_ФРАГМЕНТ ВОСПОМИНАНИЙ_
Читаем Студенческие годы в Горьком. 1967-1972 гг. полностью

С высоты моего научного, преподавательского и жизненного опыта сегодня введение в общее языкознание кажется мне исключительно интересным, занимательным и развивающим предметом. Очень часто, читая какой-либо текст или вгрызаясь в очередной язык, который показался любопытным, я обращаю внимание на массу примечательных языковедческих фактов и при этом всегда говорю себе: «А вот это было бы очень интересно привести как пример при объяснении того или иного явления в языке». И затем всегда воображаю себя на месте нашего лектора по введению в языкознание, мысленно переношусь в сентябрь 1967 года (помните, как нам говорили наши школьные учителя, «Это год пятидесятилетия Великого Октября!») и в лекционном зале с интересом объясняю, почему некий лингвистический факт, замеченный мной пятьдесят пять лет спустя, примечателен. Безусловно, лингвистическая наука значительно продвинулась с тех давних времен и много чего ученые накопали, подчас надуманного, умозрительного и никчемного, но базисные понятия и факты о языке остаются неизменными и сегодня. О чем, к слову сказать, свидетельствует и то обстоятельство, что книга А. А. Реформатского 1967 года переиздавалась и в двухтысячные годы, войдя в серию Московского госуниверситета «Классический университетский учебник»; она по-прежнему является «не только стандартным учебником по всем основным разделам языкознания, но и ценным справочником по вопросам языкознания».

Безусловно, за лекциями последовали семинары по разным темам учебной программы курса, и они, помнится, были для меня бесцветными и малопримечательными по той же самой причине, что разобраться как-то в обсуждаемых вопросах мне было трудно, поэтому и моя мотивация была ниже плинтуса. Однако мне как-то удавалось продираться через дебри заданий и рекомендованной литературы, возможно, не без помощи моих одногруппников.

7. Стипендия – двигатель прогресса

Наша группа состояла из очень толковых ребят: пятеро из них были местными горьковчанами и, естественно, жили дома в уюте, окруженные заботой родителей, бабушек и дедушек, ну а по остальной половине группы можно было с успехом изучать географию нашей огромной страны.

Андрес Партс 1942 года рождения, родом из Эстонии, был женат на Лизе из Горького, выпускнице нашего института, которая по окончании курса получила распределение на Дальний Восток, где и встретила Андреса, работавшего там после таллинской мореходки. Они вернулись в Горький, у них родился сын Александр, а Андрес стал студентом, поступив учиться в Иняз, и так мы оказались в одной группе. Виктор Янковский был из Ивано-Франковска, что в Западной Украине, Костя Иванов – из Барнаула на Алтае, Лёша Ланьков – из Оренбурга, Лёша Даверьев – из Перми, Остап Катальников (никак не могу вспомнить, откуда он приехал), наконец, ваш покорный слуга, пишущий эти строки, – из Казани, столицы Татарстана. Вадик Сутаев, Валерий Кусоденков, Ефрем Шалинский Сереёжка Утров и Жорка Печкин, сын одного из начальников Горьковской милиции, – все из Горького.

_ЗАДАНИЕ_
Воспроизведите без изменений ту часть фрагмента воспоминаний, которая начинается со слов «Безусловно, за лекциями» и завершается словами «нашей огромной страны.». Опирайтесь только на фрагмент воспоминаний.

_СОБРАННЫЙ МАТЕРИАЛ_

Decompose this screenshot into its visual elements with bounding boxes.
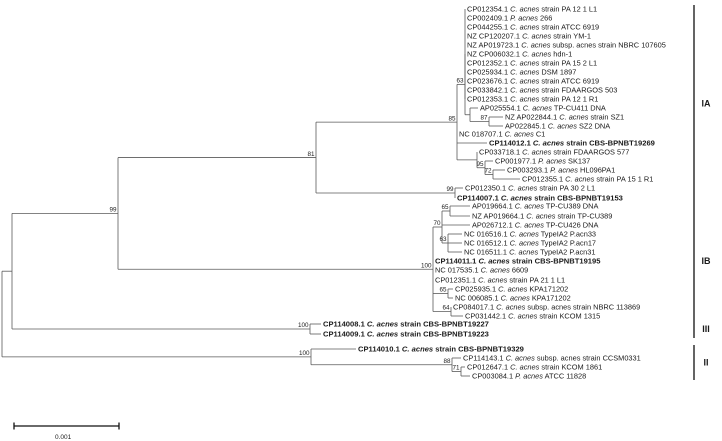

_ОТВЕТ_
Безусловно, за лекциями последовали семинары по разным темам учебной программы курса, и они, помнится, были для меня бесцветными и малопримечательными по той же самой причине, что разобраться как-то в обсуждаемых вопросах мне было трудно, поэтому и моя мотивация была ниже плинтуса. Однако мне как-то удавалось продираться через дебри заданий и рекомендованной литературы, возможно, не без помощи моих одногруппников.

7. Стипендия – двигатель прогресса

Наша группа состояла из очень толковых ребят: пятеро из них были местными горьковчанами и, естественно, жили дома в уюте, окруженные заботой родителей, бабушек и дедушек, ну а по остальной половине группы можно было с успехом изучать географию нашей огромной страны.